EXCERPT PROVIDED:
■ ■ ■ ■
Collections use a single subscript of type text interpreted as a key:
DO
$$
DECLARE
t_capital collection;
BEGIN
t_capital['USA'] := 'Washington, D.C.';
RAISE NOTICE 'The capital of USA is %', t_capital['USA'];
END
$$;If the subscript is null, the current element will be fetched:
DO
$$
DECLARE
t_capital collection;
BEGIN
t_capital['USA'] := 'Washington, D.C.';
RAISE NOTICE 'The current capital is %', t_capital[null];
END
$$;icollections use a single subscript of type bigint interpreted as a key:
DO
$$
DECLARE
sparse icollection('text');
BEGIN
sparse[1] := 'first';
sparse[100] := 'hundredth';
RAISE NOTICE 'Value at 1: %', sparse[1];
RAISE NOTICE 'Value at 100: %', sparse[100];
END
$$;Like collection, a null subscript fetches the current element:
DO
$$
DECLARE
ic icollection('text');
BEGIN
ic[1] := 'first';
ic := first(ic);
RAISE NOTICE 'Current value: %', ic[null];
END
$$;The default type of a collection's element is text, however it can contain any valid PostgreSQL type. The type can be set in two ways:
- Type modifier - Explicitly set when declaring the collection/icollection
- First element - If no type modifier is defined, the type of the first element added using
add()defines the collection type
If no type modifier is set, subscript assignments and fetches default to text. This differs from add(), which infers the value type from the first element added. To ensure consistent behavior between subscripts and add(), always declare a type modifier when storing non-text values:
-- Without type modifier: subscript stores as text, add() stores as bigint
c['k'] := 42::bigint; -- stored as text
c := add(c, 'k', 42::bigint); -- stored as bigint
-- With type modifier: both paths agree
DECLARE c collection('bigint');
c['k'] := 42::bigint; -- stored as bigint
c := add(c, 'k', 42::bigint); -- stored as bigintDO
$$
DECLARE
c1 collection('date');
BEGIN
c1['k1'] := '1999-12-31';
RAISE NOTICE 'The next value of c1 is %', c1['k1'] + 1;
END
$$;DO
$$
DECLARE
ic1 icollection('int4');
BEGIN
ic1[1] := 42;
ic1[2] := 100;
RAISE NOTICE 'Sum: %', ic1[1] + ic1[2];
END
$$;icollection solves a fundamental limitation of PostgreSQL arrays: the inability to distinguish between uninitialized elements and elements explicitly set to NULL.
icollection efficiently stores non-contiguous integer keys without allocating memory for gaps:
DO
$$
DECLARE
sparse icollection('text');
BEGIN
sparse[1] := 'first';
sparse[1000] := 'thousandth';
sparse[1000000] := 'millionth';
RAISE NOTICE 'Count: %', count(sparse); -- Only 3 entries
RAISE NOTICE 'Exists at 500: %', exist(sparse, 500); -- false
END
$$;icollection distinguishes between keys that don't exist and keys explicitly set to NULL:
DO
$$
DECLARE
ic icollection('text');
BEGIN
ic[1] := 'value';
ic[2] := NULL; -- Explicitly NULL
RAISE NOTICE 'Key 1 exists: %', exist(ic, 1); -- true
RAISE NOTICE 'Key 2 exists: %', exist(ic, 2); -- true (explicitly NULL)
■ ■ ■ ■
WRITTEN EXERCISE 1: Put everything from the start of the entries down through the line containing "annotation-text: Arahkan Cursor" into a JSON list of strings, one string per line, leaving out blank lines.
■ ■ ■ ■
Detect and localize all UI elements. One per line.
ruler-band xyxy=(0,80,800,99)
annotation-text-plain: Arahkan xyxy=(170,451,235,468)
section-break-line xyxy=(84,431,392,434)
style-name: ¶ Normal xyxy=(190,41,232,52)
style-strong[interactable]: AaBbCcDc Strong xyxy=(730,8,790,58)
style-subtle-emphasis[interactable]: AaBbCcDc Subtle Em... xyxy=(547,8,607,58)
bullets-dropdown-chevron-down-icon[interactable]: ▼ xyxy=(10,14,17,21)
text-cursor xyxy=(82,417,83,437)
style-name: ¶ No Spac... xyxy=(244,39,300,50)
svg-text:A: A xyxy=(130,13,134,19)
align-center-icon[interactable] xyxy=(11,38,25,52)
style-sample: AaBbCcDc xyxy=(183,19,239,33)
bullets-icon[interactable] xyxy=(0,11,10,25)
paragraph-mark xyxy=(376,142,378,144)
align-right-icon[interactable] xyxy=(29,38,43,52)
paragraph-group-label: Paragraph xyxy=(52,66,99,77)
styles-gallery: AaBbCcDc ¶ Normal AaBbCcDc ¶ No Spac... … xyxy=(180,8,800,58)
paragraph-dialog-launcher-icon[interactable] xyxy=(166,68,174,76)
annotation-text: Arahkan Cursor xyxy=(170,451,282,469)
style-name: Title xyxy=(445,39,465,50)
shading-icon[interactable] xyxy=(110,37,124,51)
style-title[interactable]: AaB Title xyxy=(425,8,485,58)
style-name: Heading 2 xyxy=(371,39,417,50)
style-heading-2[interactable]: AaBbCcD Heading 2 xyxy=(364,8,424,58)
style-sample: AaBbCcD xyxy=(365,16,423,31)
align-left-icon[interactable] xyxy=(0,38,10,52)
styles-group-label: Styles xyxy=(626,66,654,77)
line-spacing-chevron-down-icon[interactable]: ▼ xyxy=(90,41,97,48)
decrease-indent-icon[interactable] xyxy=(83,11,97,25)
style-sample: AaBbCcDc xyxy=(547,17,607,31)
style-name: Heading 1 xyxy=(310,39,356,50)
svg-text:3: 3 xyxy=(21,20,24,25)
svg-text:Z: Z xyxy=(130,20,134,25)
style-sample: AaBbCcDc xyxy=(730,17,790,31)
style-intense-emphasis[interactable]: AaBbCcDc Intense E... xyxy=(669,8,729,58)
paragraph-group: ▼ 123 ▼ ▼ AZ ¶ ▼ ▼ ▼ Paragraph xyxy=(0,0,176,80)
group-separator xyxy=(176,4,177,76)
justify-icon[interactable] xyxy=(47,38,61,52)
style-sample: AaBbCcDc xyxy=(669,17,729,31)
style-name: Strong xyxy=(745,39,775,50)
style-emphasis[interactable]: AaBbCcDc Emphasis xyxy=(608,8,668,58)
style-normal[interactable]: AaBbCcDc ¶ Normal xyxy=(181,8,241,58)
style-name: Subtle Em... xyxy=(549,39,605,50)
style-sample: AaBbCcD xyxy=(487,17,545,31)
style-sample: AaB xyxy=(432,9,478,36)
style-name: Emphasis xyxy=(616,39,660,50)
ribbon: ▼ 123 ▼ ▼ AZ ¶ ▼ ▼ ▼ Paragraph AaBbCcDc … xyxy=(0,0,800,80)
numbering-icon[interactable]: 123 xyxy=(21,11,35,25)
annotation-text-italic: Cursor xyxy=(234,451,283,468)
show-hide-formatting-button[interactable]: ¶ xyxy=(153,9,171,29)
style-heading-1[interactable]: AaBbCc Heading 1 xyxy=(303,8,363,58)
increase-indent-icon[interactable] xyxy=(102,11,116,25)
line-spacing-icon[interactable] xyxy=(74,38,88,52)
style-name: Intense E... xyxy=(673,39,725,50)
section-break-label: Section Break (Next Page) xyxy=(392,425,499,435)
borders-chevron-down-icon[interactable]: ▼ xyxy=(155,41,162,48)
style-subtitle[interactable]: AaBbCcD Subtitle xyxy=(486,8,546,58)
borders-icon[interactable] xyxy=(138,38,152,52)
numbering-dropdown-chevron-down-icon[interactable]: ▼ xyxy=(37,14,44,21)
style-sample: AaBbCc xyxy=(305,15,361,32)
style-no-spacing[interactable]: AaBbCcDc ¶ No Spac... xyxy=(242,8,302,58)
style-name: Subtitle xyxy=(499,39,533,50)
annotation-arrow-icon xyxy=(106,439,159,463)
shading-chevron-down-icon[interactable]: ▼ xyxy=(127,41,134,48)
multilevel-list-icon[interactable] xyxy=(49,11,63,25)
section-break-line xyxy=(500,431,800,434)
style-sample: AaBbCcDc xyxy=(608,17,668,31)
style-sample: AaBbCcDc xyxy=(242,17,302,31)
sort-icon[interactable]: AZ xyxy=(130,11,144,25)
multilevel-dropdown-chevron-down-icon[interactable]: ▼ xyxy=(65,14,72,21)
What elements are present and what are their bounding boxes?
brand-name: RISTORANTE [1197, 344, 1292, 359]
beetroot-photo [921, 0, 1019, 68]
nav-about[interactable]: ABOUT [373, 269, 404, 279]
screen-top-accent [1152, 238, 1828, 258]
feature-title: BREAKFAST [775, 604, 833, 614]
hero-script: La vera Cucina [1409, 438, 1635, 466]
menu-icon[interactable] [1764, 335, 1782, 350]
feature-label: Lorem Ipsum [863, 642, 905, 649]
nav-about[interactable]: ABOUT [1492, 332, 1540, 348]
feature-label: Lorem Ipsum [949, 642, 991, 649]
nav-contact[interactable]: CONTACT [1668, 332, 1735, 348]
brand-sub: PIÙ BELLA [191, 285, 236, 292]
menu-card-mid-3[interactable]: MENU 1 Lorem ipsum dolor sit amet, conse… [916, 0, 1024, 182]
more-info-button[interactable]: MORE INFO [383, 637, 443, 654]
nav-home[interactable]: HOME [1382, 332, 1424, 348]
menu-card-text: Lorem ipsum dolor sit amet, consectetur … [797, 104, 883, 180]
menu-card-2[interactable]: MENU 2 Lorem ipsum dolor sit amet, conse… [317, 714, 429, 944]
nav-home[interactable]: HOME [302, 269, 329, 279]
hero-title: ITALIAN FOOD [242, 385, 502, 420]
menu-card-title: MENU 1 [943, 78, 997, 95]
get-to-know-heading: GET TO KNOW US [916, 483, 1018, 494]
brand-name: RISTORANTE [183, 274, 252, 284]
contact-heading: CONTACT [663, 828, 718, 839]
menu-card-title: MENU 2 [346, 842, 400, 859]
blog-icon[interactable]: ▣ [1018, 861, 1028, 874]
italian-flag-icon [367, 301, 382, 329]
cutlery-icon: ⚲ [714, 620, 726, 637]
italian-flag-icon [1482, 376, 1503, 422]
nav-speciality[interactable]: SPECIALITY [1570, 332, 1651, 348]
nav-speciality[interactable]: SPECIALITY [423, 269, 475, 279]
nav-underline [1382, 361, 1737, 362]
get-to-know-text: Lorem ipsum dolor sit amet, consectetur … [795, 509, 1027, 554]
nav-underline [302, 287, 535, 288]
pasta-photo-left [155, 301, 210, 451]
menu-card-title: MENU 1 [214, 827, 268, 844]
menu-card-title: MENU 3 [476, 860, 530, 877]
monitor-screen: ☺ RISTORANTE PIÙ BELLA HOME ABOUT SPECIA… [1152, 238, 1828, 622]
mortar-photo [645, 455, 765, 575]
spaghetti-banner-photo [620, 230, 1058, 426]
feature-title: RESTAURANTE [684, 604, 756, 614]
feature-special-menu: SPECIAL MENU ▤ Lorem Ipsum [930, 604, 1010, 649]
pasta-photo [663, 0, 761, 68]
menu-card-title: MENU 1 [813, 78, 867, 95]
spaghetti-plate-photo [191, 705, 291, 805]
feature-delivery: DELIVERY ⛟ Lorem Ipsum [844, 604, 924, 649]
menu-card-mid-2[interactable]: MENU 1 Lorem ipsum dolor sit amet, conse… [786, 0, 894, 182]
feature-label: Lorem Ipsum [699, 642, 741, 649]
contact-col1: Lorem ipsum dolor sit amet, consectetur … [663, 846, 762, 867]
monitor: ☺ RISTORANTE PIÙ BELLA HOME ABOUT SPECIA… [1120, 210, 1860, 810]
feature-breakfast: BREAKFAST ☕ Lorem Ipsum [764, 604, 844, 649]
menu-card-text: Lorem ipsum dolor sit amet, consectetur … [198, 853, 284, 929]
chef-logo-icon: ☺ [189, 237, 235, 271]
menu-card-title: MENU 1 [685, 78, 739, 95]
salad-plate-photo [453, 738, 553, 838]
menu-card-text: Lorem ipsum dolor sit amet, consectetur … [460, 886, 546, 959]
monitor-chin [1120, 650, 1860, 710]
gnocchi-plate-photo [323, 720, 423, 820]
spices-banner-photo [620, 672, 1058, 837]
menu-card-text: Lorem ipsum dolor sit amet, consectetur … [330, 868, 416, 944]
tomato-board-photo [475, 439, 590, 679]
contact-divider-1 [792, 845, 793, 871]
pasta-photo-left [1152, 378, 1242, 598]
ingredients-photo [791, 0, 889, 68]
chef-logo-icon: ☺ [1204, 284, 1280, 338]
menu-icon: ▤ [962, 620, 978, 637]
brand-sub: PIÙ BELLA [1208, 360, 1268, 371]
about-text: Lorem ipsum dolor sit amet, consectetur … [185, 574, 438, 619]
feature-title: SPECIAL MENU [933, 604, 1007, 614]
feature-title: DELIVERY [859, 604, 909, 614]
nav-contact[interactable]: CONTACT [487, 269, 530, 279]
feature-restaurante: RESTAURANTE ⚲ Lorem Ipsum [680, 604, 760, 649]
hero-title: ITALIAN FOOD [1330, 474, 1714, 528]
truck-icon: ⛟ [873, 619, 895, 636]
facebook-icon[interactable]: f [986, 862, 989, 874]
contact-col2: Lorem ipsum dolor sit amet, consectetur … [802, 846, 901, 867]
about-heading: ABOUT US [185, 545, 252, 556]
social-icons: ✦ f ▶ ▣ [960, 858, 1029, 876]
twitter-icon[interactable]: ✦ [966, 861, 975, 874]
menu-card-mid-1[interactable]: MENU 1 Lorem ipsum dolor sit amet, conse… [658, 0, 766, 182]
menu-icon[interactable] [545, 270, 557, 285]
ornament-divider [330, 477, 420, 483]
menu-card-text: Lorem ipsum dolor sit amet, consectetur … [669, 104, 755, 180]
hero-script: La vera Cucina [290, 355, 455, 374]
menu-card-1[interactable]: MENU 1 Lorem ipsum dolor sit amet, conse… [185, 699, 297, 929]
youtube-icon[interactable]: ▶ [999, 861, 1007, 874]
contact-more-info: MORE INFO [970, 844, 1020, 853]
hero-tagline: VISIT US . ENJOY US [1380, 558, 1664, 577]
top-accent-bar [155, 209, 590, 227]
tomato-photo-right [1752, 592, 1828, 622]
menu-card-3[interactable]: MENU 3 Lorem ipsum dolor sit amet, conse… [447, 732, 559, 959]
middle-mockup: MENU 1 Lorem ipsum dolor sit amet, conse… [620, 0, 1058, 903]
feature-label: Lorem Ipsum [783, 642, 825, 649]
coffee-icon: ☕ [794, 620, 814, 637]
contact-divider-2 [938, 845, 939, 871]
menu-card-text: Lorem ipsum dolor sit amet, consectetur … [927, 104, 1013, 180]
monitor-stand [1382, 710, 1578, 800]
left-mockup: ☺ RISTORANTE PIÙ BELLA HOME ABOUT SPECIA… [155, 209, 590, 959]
■ ■ ■ ■
WRITTEN EXERCISE 2:
Answer these questions from the collections excerpt:
(a) What is the default type of a collection's element?
(b) What type is the single subscript of an icollection, which is interpreted as a key?
(c) What limitation of PostgreSQL arrays does icollection solve?

FINAL ANSWER 1:
[
  "Detect and localize all UI elements. One per line.",
  "ruler-band xyxy=(0,80,800,99)",
  "annotation-text-plain: Arahkan xyxy=(170,451,235,468)",
  "section-break-line xyxy=(84,431,392,434)",
  "style-name: ¶ Normal xyxy=(190,41,232,52)",
  "style-strong[interactable]: AaBbCcDc Strong xyxy=(730,8,790,58)",
  "style-subtle-emphasis[interactable]: AaBbCcDc Subtle Em... xyxy=(547,8,607,58)",
  "bullets-dropdown-chevron-down-icon[interactable]: ▼ xyxy=(10,14,17,21)",
  "text-cursor xyxy=(82,417,83,437)",
  "style-name: ¶ No Spac... xyxy=(244,39,300,50)",
  "svg-text:A: A xyxy=(130,13,134,19)",
  "align-center-icon[interactable] xyxy=(11,38,25,52)",
  "style-sample: AaBbCcDc xyxy=(183,19,239,33)",
  "bullets-icon[interactable] xyxy=(0,11,10,25)",
  "paragraph-mark xyxy=(376,142,378,144)",
  "align-right-icon[interactable] xyxy=(29,38,43,52)",
  "paragraph-group-label: Paragraph xyxy=(52,66,99,77)",
  "styles-gallery: AaBbCcDc ¶ Normal AaBbCcDc ¶ No Spac... … xyxy=(180,8,800,58)",
  "paragraph-dialog-launcher-icon[interactable] xyxy=(166,68,174,76)",
  "annotation-text: Arahkan Cursor xyxy=(170,451,282,469)"
]

FINAL ANSWER 2:
(a) Text.
(b) Bigint.
(c) The inability to distinguish between uninitialized elements and elements explicitly set to NULL.